>> start Input material

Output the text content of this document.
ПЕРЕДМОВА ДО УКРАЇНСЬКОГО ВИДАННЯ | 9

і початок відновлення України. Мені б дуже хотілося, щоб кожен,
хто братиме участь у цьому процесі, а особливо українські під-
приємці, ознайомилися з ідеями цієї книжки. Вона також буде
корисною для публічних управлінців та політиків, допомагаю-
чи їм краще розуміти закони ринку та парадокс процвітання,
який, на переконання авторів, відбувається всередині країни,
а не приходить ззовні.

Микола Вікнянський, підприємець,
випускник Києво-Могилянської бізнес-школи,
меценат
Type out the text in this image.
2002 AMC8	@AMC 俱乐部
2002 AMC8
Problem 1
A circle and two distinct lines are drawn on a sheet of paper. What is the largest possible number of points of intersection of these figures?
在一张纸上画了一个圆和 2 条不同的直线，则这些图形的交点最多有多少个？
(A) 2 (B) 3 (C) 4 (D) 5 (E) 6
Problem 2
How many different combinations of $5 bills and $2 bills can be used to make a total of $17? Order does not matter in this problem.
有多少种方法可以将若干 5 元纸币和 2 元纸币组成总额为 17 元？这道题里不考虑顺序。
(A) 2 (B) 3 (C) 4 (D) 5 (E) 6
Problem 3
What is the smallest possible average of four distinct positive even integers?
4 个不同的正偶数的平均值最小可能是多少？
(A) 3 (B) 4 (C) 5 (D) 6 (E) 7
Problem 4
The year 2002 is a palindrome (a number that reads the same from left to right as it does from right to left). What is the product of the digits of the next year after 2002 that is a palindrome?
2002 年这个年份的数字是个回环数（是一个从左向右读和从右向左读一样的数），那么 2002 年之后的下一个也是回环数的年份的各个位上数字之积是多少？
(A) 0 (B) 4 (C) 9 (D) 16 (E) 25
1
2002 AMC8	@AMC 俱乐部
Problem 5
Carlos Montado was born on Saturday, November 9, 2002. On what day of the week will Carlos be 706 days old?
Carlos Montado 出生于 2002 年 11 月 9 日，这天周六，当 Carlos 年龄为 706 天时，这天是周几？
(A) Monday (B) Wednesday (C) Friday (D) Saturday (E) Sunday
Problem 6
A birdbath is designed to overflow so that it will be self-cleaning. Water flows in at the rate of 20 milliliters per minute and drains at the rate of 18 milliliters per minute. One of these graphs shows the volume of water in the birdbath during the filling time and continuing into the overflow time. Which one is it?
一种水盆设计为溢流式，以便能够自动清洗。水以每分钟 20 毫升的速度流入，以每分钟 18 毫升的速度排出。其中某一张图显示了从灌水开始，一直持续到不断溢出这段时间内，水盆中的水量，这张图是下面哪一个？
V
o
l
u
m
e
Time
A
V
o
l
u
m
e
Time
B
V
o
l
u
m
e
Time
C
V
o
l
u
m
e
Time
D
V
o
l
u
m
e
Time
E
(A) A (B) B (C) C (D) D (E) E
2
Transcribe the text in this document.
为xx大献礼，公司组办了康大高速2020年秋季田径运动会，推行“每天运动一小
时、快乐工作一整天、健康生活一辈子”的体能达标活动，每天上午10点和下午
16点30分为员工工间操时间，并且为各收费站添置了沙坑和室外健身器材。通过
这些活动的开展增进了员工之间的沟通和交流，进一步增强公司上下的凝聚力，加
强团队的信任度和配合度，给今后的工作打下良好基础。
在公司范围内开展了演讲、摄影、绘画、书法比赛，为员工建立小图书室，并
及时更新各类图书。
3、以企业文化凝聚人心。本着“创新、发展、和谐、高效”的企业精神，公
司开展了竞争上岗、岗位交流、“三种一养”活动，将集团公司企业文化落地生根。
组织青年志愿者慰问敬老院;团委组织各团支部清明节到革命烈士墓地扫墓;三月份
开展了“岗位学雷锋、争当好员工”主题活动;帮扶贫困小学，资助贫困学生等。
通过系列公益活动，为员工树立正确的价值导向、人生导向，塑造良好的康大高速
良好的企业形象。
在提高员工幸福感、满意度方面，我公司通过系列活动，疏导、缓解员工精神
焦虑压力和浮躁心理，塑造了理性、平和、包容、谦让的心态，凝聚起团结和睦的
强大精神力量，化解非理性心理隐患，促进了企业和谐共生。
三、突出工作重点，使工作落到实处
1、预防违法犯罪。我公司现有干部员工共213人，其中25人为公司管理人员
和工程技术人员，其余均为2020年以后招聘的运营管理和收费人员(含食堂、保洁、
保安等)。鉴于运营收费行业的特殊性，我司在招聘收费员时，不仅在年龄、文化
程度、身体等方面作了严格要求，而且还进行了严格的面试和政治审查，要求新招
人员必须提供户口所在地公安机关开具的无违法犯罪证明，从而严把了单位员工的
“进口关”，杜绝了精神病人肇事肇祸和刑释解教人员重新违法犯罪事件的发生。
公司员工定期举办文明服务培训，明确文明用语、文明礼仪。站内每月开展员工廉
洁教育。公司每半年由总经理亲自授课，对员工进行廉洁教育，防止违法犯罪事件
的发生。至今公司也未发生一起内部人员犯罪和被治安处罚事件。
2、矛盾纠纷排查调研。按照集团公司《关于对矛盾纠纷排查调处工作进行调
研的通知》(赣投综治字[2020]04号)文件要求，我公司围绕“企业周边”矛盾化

>> end Input material

• Aim of the task:
Reproduce all data above, unchanged.

• Written response:
Output the text content of this document.
ПЕРЕДМОВА ДО УКРАЇНСЬКОГО ВИДАННЯ | 9

і початок відновлення України. Мені б дуже хотілося, щоб кожен,
хто братиме участь у цьому процесі, а особливо українські під-
приємці, ознайомилися з ідеями цієї книжки. Вона також буде
корисною для публічних управлінців та політиків, допомагаю-
чи їм краще розуміти закони ринку та парадокс процвітання,
який, на переконання авторів, відбувається всередині країни,
а не приходить ззовні.

Микола Вікнянський, підприємець,
випускник Києво-Могилянської бізнес-школи,
меценат
Type out the text in this image.
2002 AMC8	@AMC 俱乐部
2002 AMC8
Problem 1
A circle and two distinct lines are drawn on a sheet of paper. What is the largest possible number of points of intersection of these figures?
在一张纸上画了一个圆和 2 条不同的直线，则这些图形的交点最多有多少个？
(A) 2 (B) 3 (C) 4 (D) 5 (E) 6
Problem 2
How many different combinations of $5 bills and $2 bills can be used to make a total of $17? Order does not matter in this problem.
有多少种方法可以将若干 5 元纸币和 2 元纸币组成总额为 17 元？这道题里不考虑顺序。
(A) 2 (B) 3 (C) 4 (D) 5 (E) 6
Problem 3
What is the smallest possible average of four distinct positive even integers?
4 个不同的正偶数的平均值最小可能是多少？
(A) 3 (B) 4 (C) 5 (D) 6 (E) 7
Problem 4
The year 2002 is a palindrome (a number that reads the same from left to right as it does from right to left). What is the product of the digits of the next year after 2002 that is a palindrome?
2002 年这个年份的数字是个回环数（是一个从左向右读和从右向左读一样的数），那么 2002 年之后的下一个也是回环数的年份的各个位上数字之积是多少？
(A) 0 (B) 4 (C) 9 (D) 16 (E) 25
1
2002 AMC8	@AMC 俱乐部
Problem 5
Carlos Montado was born on Saturday, November 9, 2002. On what day of the week will Carlos be 706 days old?
Carlos Montado 出生于 2002 年 11 月 9 日，这天周六，当 Carlos 年龄为 706 天时，这天是周几？
(A) Monday (B) Wednesday (C) Friday (D) Saturday (E) Sunday
Problem 6
A birdbath is designed to overflow so that it will be self-cleaning. Water flows in at the rate of 20 milliliters per minute and drains at the rate of 18 milliliters per minute. One of these graphs shows the volume of water in the birdbath during the filling time and continuing into the overflow time. Which one is it?
一种水盆设计为溢流式，以便能够自动清洗。水以每分钟 20 毫升的速度流入，以每分钟 18 毫升的速度排出。其中某一张图显示了从灌水开始，一直持续到不断溢出这段时间内，水盆中的水量，这张图是下面哪一个？
V
o
l
u
m
e
Time
A
V
o
l
u
m
e
Time
B
V
o
l
u
m
e
Time
C
V
o
l
u
m
e
Time
D
V
o
l
u
m
e
Time
E
(A) A (B) B (C) C (D) D (E) E
2
Transcribe the text in this document.
为xx大献礼，公司组办了康大高速2020年秋季田径运动会，推行“每天运动一小
时、快乐工作一整天、健康生活一辈子”的体能达标活动，每天上午10点和下午
16点30分为员工工间操时间，并且为各收费站添置了沙坑和室外健身器材。通过
这些活动的开展增进了员工之间的沟通和交流，进一步增强公司上下的凝聚力，加
强团队的信任度和配合度，给今后的工作打下良好基础。
在公司范围内开展了演讲、摄影、绘画、书法比赛，为员工建立小图书室，并
及时更新各类图书。
3、以企业文化凝聚人心。本着“创新、发展、和谐、高效”的企业精神，公
司开展了竞争上岗、岗位交流、“三种一养”活动，将集团公司企业文化落地生根。
组织青年志愿者慰问敬老院;团委组织各团支部清明节到革命烈士墓地扫墓;三月份
开展了“岗位学雷锋、争当好员工”主题活动;帮扶贫困小学，资助贫困学生等。
通过系列公益活动，为员工树立正确的价值导向、人生导向，塑造良好的康大高速
良好的企业形象。
在提高员工幸福感、满意度方面，我公司通过系列活动，疏导、缓解员工精神
焦虑压力和浮躁心理，塑造了理性、平和、包容、谦让的心态，凝聚起团结和睦的
强大精神力量，化解非理性心理隐患，促进了企业和谐共生。
三、突出工作重点，使工作落到实处
1、预防违法犯罪。我公司现有干部员工共213人，其中25人为公司管理人员
和工程技术人员，其余均为2020年以后招聘的运营管理和收费人员(含食堂、保洁、
保安等)。鉴于运营收费行业的特殊性，我司在招聘收费员时，不仅在年龄、文化
程度、身体等方面作了严格要求，而且还进行了严格的面试和政治审查，要求新招
人员必须提供户口所在地公安机关开具的无违法犯罪证明，从而严把了单位员工的
“进口关”，杜绝了精神病人肇事肇祸和刑释解教人员重新违法犯罪事件的发生。
公司员工定期举办文明服务培训，明确文明用语、文明礼仪。站内每月开展员工廉
洁教育。公司每半年由总经理亲自授课，对员工进行廉洁教育，防止违法犯罪事件
的发生。至今公司也未发生一起内部人员犯罪和被治安处罚事件。
2、矛盾纠纷排查调研。按照集团公司《关于对矛盾纠纷排查调处工作进行调
研的通知》(赣投综治字[2020]04号)文件要求，我公司围绕“企业周边”矛盾化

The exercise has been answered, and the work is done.